(STATED EXERCISE)
Pull every line with the word "sistema" out of the entries below.

Collected data:

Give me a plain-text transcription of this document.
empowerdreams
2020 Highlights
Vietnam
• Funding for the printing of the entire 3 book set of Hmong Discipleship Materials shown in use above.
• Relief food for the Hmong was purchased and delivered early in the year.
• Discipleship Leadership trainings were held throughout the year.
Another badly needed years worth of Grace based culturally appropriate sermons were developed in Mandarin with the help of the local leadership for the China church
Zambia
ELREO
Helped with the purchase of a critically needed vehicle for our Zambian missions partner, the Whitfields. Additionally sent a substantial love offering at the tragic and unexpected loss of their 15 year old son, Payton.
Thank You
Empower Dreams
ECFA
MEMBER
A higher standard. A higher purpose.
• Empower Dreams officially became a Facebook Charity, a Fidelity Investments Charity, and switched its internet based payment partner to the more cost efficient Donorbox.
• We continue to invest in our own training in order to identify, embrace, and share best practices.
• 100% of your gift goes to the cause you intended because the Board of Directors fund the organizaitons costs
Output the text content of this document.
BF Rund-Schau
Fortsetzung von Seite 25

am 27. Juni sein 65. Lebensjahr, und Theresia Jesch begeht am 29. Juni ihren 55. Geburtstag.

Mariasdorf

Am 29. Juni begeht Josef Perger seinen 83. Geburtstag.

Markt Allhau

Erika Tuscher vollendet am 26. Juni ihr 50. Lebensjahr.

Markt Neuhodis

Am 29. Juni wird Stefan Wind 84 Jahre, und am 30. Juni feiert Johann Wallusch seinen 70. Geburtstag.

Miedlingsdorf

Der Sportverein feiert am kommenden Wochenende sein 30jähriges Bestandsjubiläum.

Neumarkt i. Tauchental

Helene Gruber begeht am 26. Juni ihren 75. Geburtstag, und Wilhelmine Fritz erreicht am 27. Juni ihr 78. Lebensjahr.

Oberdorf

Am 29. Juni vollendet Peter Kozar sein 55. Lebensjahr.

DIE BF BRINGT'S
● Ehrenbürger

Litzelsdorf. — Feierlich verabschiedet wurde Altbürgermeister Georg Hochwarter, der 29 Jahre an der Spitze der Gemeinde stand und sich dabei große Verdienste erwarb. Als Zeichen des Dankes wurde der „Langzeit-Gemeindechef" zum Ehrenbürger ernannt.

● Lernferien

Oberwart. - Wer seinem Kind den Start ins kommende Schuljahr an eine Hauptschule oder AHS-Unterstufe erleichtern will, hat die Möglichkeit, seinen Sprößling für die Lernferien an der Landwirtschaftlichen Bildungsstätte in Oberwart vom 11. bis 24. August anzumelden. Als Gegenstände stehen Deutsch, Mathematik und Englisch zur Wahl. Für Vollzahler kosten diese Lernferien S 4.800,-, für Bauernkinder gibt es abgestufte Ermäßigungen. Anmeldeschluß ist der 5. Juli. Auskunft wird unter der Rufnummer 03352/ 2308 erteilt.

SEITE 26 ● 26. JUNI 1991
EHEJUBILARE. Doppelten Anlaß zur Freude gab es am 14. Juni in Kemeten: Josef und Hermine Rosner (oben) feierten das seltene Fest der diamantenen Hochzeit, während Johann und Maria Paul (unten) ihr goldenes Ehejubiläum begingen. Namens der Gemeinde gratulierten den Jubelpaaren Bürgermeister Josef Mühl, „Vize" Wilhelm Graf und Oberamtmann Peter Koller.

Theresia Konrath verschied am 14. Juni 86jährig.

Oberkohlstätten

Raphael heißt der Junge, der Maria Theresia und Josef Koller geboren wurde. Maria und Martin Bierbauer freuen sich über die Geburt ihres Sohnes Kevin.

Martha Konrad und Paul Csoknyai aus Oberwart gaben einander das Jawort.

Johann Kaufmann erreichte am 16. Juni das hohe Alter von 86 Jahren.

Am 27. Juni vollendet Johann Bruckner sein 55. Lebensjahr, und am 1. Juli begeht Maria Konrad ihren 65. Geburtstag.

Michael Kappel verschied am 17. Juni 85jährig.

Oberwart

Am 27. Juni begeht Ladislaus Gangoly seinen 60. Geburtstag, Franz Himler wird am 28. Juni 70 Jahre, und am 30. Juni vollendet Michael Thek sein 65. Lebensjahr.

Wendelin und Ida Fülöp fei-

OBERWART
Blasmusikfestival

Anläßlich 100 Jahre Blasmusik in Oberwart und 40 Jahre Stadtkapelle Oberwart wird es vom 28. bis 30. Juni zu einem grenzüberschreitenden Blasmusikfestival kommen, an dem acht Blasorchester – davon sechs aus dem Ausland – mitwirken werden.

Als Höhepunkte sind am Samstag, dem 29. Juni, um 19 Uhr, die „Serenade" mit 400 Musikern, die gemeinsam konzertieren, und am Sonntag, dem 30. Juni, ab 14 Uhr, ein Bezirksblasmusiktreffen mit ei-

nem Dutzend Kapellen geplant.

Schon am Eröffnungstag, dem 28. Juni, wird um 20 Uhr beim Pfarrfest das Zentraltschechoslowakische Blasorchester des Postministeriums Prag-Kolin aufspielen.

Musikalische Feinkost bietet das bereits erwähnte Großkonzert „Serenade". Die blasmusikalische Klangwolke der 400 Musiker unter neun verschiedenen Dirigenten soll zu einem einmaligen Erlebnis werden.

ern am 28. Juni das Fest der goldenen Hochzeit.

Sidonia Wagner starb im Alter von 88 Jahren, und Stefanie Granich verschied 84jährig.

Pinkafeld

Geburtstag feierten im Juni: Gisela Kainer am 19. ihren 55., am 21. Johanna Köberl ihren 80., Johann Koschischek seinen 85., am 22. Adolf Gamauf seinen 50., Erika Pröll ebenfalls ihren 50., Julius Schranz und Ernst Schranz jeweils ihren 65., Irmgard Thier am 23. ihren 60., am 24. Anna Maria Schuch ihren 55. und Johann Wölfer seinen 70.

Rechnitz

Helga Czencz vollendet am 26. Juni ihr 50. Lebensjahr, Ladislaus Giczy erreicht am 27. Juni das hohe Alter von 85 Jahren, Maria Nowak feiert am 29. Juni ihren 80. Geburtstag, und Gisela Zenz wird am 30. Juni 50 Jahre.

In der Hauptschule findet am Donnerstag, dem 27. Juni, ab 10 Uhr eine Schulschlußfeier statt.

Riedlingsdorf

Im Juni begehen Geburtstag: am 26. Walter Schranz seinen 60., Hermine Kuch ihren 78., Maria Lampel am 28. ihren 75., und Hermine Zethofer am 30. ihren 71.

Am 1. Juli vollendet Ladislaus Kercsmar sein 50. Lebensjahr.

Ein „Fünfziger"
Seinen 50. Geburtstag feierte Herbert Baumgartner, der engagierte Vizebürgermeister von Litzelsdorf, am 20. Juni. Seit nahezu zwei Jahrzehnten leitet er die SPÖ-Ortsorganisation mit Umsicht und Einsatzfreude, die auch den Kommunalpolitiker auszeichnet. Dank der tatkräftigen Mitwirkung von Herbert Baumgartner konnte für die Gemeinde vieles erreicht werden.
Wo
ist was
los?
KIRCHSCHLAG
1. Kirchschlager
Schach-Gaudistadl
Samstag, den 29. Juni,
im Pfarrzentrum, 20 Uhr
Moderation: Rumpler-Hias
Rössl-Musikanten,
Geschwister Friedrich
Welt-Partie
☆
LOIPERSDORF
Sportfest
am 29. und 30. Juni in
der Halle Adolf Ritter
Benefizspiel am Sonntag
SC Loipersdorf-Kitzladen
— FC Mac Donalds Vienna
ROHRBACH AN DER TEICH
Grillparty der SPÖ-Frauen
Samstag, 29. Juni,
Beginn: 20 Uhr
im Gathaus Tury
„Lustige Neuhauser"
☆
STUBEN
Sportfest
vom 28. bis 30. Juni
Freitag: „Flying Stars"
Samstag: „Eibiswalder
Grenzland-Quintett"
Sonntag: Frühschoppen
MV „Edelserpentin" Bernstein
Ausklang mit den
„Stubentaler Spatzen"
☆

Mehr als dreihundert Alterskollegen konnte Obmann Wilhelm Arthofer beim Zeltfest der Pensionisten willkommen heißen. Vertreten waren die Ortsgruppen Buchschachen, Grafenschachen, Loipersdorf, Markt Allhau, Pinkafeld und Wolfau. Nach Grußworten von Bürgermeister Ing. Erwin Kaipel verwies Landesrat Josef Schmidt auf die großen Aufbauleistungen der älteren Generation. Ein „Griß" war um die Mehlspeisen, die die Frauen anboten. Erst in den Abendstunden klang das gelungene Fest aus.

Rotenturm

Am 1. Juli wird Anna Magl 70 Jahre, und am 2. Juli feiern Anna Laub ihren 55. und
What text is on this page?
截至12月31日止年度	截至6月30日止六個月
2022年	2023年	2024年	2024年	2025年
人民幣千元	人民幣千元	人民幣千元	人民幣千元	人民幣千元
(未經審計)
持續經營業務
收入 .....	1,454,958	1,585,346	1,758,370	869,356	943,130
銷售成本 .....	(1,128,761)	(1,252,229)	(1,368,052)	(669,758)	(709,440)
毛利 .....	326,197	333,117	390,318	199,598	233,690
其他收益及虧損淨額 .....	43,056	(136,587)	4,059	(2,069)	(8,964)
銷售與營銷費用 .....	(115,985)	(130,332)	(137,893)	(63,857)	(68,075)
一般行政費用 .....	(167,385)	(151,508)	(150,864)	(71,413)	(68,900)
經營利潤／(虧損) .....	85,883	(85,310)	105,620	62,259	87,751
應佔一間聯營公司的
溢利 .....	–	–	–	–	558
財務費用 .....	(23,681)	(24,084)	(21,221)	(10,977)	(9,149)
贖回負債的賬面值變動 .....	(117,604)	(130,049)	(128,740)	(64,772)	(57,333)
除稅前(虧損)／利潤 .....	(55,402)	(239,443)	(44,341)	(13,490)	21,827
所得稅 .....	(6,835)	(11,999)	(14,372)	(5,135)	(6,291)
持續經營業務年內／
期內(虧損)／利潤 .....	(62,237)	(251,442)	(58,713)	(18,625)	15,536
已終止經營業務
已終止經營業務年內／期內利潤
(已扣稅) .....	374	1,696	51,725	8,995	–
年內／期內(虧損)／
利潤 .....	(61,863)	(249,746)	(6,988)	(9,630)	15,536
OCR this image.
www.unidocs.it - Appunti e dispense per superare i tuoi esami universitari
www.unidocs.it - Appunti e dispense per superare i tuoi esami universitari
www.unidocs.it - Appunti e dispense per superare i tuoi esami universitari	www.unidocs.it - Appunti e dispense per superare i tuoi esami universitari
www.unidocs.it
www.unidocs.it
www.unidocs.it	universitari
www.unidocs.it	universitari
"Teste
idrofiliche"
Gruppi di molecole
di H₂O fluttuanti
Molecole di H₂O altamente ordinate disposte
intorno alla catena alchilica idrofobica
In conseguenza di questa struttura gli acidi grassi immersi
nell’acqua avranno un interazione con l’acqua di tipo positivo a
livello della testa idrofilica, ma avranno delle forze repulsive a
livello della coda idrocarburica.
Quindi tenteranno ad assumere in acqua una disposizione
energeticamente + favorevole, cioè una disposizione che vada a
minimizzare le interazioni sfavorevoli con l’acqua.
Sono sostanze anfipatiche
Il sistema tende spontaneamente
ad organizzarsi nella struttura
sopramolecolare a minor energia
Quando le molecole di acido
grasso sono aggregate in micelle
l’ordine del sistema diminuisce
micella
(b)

(RESPONSE TO THE TASK)
Il sistema tende spontaneamente
l’ordine del sistema diminuisce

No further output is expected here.